**Set task**
Please quote the material exactly, every line of it.

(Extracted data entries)
---+---

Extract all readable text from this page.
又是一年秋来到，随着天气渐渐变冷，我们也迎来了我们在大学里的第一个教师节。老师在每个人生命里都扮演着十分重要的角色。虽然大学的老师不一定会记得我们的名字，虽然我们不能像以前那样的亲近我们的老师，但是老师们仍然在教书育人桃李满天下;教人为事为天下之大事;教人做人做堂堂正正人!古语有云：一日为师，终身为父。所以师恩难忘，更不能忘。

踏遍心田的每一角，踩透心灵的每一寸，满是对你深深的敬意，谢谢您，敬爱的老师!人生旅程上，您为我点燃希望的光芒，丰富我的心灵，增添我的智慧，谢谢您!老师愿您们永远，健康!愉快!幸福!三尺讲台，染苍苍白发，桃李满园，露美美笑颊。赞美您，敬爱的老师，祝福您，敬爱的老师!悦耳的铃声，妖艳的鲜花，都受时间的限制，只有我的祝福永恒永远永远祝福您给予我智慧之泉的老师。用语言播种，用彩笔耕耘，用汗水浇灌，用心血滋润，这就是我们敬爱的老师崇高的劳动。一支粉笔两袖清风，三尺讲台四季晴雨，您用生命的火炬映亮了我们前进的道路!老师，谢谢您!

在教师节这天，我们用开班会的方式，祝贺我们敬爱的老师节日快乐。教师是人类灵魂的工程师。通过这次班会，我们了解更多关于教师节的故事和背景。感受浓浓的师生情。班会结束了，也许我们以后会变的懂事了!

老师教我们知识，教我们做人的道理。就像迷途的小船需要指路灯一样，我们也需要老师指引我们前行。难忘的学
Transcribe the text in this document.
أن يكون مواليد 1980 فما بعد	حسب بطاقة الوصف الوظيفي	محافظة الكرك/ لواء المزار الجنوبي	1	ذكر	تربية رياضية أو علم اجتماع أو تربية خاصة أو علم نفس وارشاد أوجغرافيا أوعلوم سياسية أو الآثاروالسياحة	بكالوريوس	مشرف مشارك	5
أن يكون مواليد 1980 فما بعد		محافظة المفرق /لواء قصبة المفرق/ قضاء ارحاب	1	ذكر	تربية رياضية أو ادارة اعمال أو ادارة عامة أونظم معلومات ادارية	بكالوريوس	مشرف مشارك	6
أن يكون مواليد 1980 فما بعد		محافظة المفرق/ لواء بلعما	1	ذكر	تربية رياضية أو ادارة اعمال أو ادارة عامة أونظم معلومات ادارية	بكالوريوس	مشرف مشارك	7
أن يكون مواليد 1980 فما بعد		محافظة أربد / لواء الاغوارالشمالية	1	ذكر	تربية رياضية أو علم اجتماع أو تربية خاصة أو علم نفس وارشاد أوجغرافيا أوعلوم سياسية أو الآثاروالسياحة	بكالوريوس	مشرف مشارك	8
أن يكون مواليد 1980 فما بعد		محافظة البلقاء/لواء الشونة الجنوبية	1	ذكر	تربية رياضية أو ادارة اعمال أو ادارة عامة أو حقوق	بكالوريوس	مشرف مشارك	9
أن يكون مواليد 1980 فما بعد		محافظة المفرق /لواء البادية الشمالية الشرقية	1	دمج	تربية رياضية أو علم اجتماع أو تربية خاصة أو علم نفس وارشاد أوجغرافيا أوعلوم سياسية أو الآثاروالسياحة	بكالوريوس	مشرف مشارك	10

---+---

**Task output**
Extract all readable text from this page.
又是一年秋来到，随着天气渐渐变冷，我们也迎来了我们在大学里的第一个教师节。老师在每个人生命里都扮演着十分重要的角色。虽然大学的老师不一定会记得我们的名字，虽然我们不能像以前那样的亲近我们的老师，但是老师们仍然在教书育人桃李满天下;教人为事为天下之大事;教人做人做堂堂正正人!古语有云：一日为师，终身为父。所以师恩难忘，更不能忘。

踏遍心田的每一角，踩透心灵的每一寸，满是对你深深的敬意，谢谢您，敬爱的老师!人生旅程上，您为我点燃希望的光芒，丰富我的心灵，增添我的智慧，谢谢您!老师愿您们永远，健康!愉快!幸福!三尺讲台，染苍苍白发，桃李满园，露美美笑颊。赞美您，敬爱的老师，祝福您，敬爱的老师!悦耳的铃声，妖艳的鲜花，都受时间的限制，只有我的祝福永恒永远永远祝福您给予我智慧之泉的老师。用语言播种，用彩笔耕耘，用汗水浇灌，用心血滋润，这就是我们敬爱的老师崇高的劳动。一支粉笔两袖清风，三尺讲台四季晴雨，您用生命的火炬映亮了我们前进的道路!老师，谢谢您!

在教师节这天，我们用开班会的方式，祝贺我们敬爱的老师节日快乐。教师是人类灵魂的工程师。通过这次班会，我们了解更多关于教师节的故事和背景。感受浓浓的师生情。班会结束了，也许我们以后会变的懂事了!

老师教我们知识，教我们做人的道理。就像迷途的小船需要指路灯一样，我们也需要老师指引我们前行。难忘的学
Transcribe the text in this document.
أن يكون مواليد 1980 فما بعد	حسب بطاقة الوصف الوظيفي	محافظة الكرك/ لواء المزار الجنوبي	1	ذكر	تربية رياضية أو علم اجتماع أو تربية خاصة أو علم نفس وارشاد أوجغرافيا أوعلوم سياسية أو الآثاروالسياحة	بكالوريوس	مشرف مشارك	5
أن يكون مواليد 1980 فما بعد		محافظة المفرق /لواء قصبة المفرق/ قضاء ارحاب	1	ذكر	تربية رياضية أو ادارة اعمال أو ادارة عامة أونظم معلومات ادارية	بكالوريوس	مشرف مشارك	6
أن يكون مواليد 1980 فما بعد		محافظة المفرق/ لواء بلعما	1	ذكر	تربية رياضية أو ادارة اعمال أو ادارة عامة أونظم معلومات ادارية	بكالوريوس	مشرف مشارك	7
أن يكون مواليد 1980 فما بعد		محافظة أربد / لواء الاغوارالشمالية	1	ذكر	تربية رياضية أو علم اجتماع أو تربية خاصة أو علم نفس وارشاد أوجغرافيا أوعلوم سياسية أو الآثاروالسياحة	بكالوريوس	مشرف مشارك	8
أن يكون مواليد 1980 فما بعد		محافظة البلقاء/لواء الشونة الجنوبية	1	ذكر	تربية رياضية أو ادارة اعمال أو ادارة عامة أو حقوق	بكالوريوس	مشرف مشارك	9
أن يكون مواليد 1980 فما بعد		محافظة المفرق /لواء البادية الشمالية الشرقية	1	دمج	تربية رياضية أو علم اجتماع أو تربية خاصة أو علم نفس وارشاد أوجغرافيا أوعلوم سياسية أو الآثاروالسياحة	بكالوريوس	مشرف مشارك	10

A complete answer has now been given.